### WHAT IS ASKED
Rewrite the data below with every instance of "comment-text" changed to "comment-content" and nothing else altered. Leave out the pictures.

--- START OF SUPPLIED DATA ---

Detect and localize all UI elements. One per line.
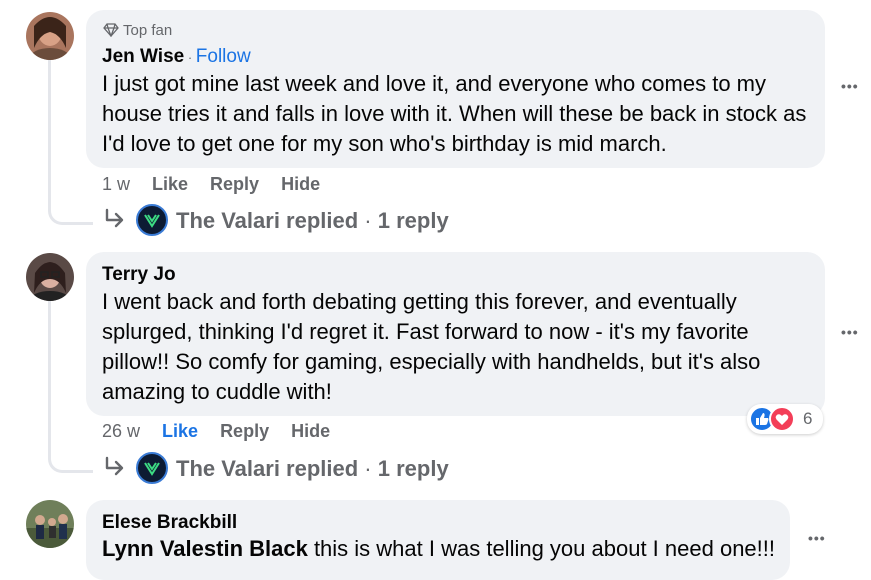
reaction-count: 6	[803, 409, 813, 428]
love-reaction-icon	[769, 406, 795, 432]
follow-button[interactable]: Follow	[196, 46, 251, 67]
reply-arrow-icon	[105, 456, 124, 476]
author-name[interactable]: Jen Wise	[102, 46, 184, 67]
view-replies-link[interactable]: The Valari replied · 1 reply	[176, 456, 449, 482]
reactions-summary[interactable]: 6	[747, 404, 823, 434]
diamond-icon	[103, 23, 119, 38]
valari-logo-icon	[144, 462, 160, 476]
comment-text: I just got mine last week and love it, a…	[102, 71, 807, 156]
comment-actions: 1 w Like Reply Hide	[102, 174, 342, 195]
badge-label: Top fan	[123, 22, 173, 39]
like-button[interactable]: Like	[162, 421, 198, 441]
avatar-elese-brackbill	[26, 500, 74, 548]
avatar[interactable]	[26, 253, 74, 301]
author-name[interactable]: Elese Brackbill	[102, 512, 237, 533]
comment-time[interactable]: 1 w	[102, 174, 130, 194]
follow-separator: ·	[184, 50, 196, 65]
comment-author[interactable]: Elese Brackbill	[102, 512, 237, 534]
author-name[interactable]: Terry Jo	[102, 264, 176, 285]
replied-separator: ·	[358, 456, 378, 481]
more-options-button[interactable]: •••	[841, 78, 859, 94]
comment-time[interactable]: 26 w	[102, 421, 140, 441]
comment-text: I went back and forth debating getting t…	[102, 289, 761, 404]
top-fan-badge: Top fan	[103, 22, 172, 39]
comment-author[interactable]: Terry Jo	[102, 264, 176, 286]
hide-button[interactable]: Hide	[291, 421, 330, 441]
hide-button[interactable]: Hide	[281, 174, 320, 194]
valari-avatar[interactable]	[136, 452, 168, 484]
valari-logo-icon	[144, 214, 160, 228]
view-replies-link[interactable]: The Valari replied · 1 reply	[176, 208, 449, 234]
like-button[interactable]: Like	[152, 174, 188, 194]
avatar[interactable]	[26, 500, 74, 548]
avatar-terry-jo	[26, 253, 74, 301]
more-options-button[interactable]: •••	[841, 324, 859, 340]
reply-button[interactable]: Reply	[210, 174, 259, 194]
comment-actions: 26 w Like Reply Hide	[102, 421, 352, 442]
avatar[interactable]	[26, 12, 74, 60]
reply-count[interactable]: 1 reply	[378, 208, 449, 233]
comment-text: Lynn Valestin Black this is what I was t…	[102, 534, 782, 564]
replied-separator: ·	[358, 208, 378, 233]
more-options-button[interactable]: •••	[808, 530, 826, 546]
comment-author[interactable]: Jen Wise · Follow	[102, 46, 251, 68]
avatar-jen-wise	[26, 12, 74, 60]
reply-arrow-icon	[105, 208, 124, 228]
reply-count[interactable]: 1 reply	[378, 456, 449, 481]
comment-body: this is what I was telling you about I n…	[307, 536, 775, 561]
valari-avatar[interactable]	[136, 204, 168, 236]
reply-button[interactable]: Reply	[220, 421, 269, 441]
replied-author[interactable]: The Valari replied	[176, 208, 358, 233]
mentioned-user[interactable]: Lynn Valestin Black	[102, 536, 308, 561]
replied-author[interactable]: The Valari replied	[176, 456, 358, 481]
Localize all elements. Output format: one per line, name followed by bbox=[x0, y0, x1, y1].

--- END OF SUPPLIED DATA ---

### SOLVED EXERCISE
Detect and localize all UI elements. One per line.
reaction-count: 6	[803, 409, 813, 428]
love-reaction-icon	[769, 406, 795, 432]
follow-button[interactable]: Follow	[196, 46, 251, 67]
reply-arrow-icon	[105, 456, 124, 476]
author-name[interactable]: Jen Wise	[102, 46, 184, 67]
view-replies-link[interactable]: The Valari replied · 1 reply	[176, 456, 449, 482]
reactions-summary[interactable]: 6	[747, 404, 823, 434]
diamond-icon	[103, 23, 119, 38]
valari-logo-icon	[144, 462, 160, 476]
comment-content: I just got mine last week and love it, a…	[102, 71, 807, 156]
comment-actions: 1 w Like Reply Hide	[102, 174, 342, 195]
badge-label: Top fan	[123, 22, 173, 39]
like-button[interactable]: Like	[162, 421, 198, 441]
avatar-elese-brackbill	[26, 500, 74, 548]
avatar[interactable]	[26, 253, 74, 301]
author-name[interactable]: Elese Brackbill	[102, 512, 237, 533]
comment-time[interactable]: 1 w	[102, 174, 130, 194]
follow-separator: ·	[184, 50, 196, 65]
comment-author[interactable]: Elese Brackbill	[102, 512, 237, 534]
author-name[interactable]: Terry Jo	[102, 264, 176, 285]
replied-separator: ·	[358, 456, 378, 481]
more-options-button[interactable]: •••	[841, 78, 859, 94]
comment-time[interactable]: 26 w	[102, 421, 140, 441]
comment-content: I went back and forth debating getting t…	[102, 289, 761, 404]
top-fan-badge: Top fan	[103, 22, 172, 39]
comment-author[interactable]: Terry Jo	[102, 264, 176, 286]
hide-button[interactable]: Hide	[291, 421, 330, 441]
hide-button[interactable]: Hide	[281, 174, 320, 194]
valari-avatar[interactable]	[136, 452, 168, 484]
valari-logo-icon	[144, 214, 160, 228]
view-replies-link[interactable]: The Valari replied · 1 reply	[176, 208, 449, 234]
like-button[interactable]: Like	[152, 174, 188, 194]
avatar[interactable]	[26, 500, 74, 548]
avatar-terry-jo	[26, 253, 74, 301]
more-options-button[interactable]: •••	[841, 324, 859, 340]
reply-button[interactable]: Reply	[210, 174, 259, 194]
comment-actions: 26 w Like Reply Hide	[102, 421, 352, 442]
avatar[interactable]	[26, 12, 74, 60]
reply-count[interactable]: 1 reply	[378, 208, 449, 233]
comment-content: Lynn Valestin Black this is what I was t…	[102, 534, 782, 564]
replied-separator: ·	[358, 208, 378, 233]
more-options-button[interactable]: •••	[808, 530, 826, 546]
comment-author[interactable]: Jen Wise · Follow	[102, 46, 251, 68]
avatar-jen-wise	[26, 12, 74, 60]
reply-arrow-icon	[105, 208, 124, 228]
reply-count[interactable]: 1 reply	[378, 456, 449, 481]
comment-body: this is what I was telling you about I n…	[307, 536, 775, 561]
valari-avatar[interactable]	[136, 204, 168, 236]
reply-button[interactable]: Reply	[220, 421, 269, 441]
replied-author[interactable]: The Valari replied	[176, 208, 358, 233]
mentioned-user[interactable]: Lynn Valestin Black	[102, 536, 308, 561]
replied-author[interactable]: The Valari replied	[176, 456, 358, 481]
Localize all elements. Output format: one per line, name followed by bbox=[x0, y0, x1, y1].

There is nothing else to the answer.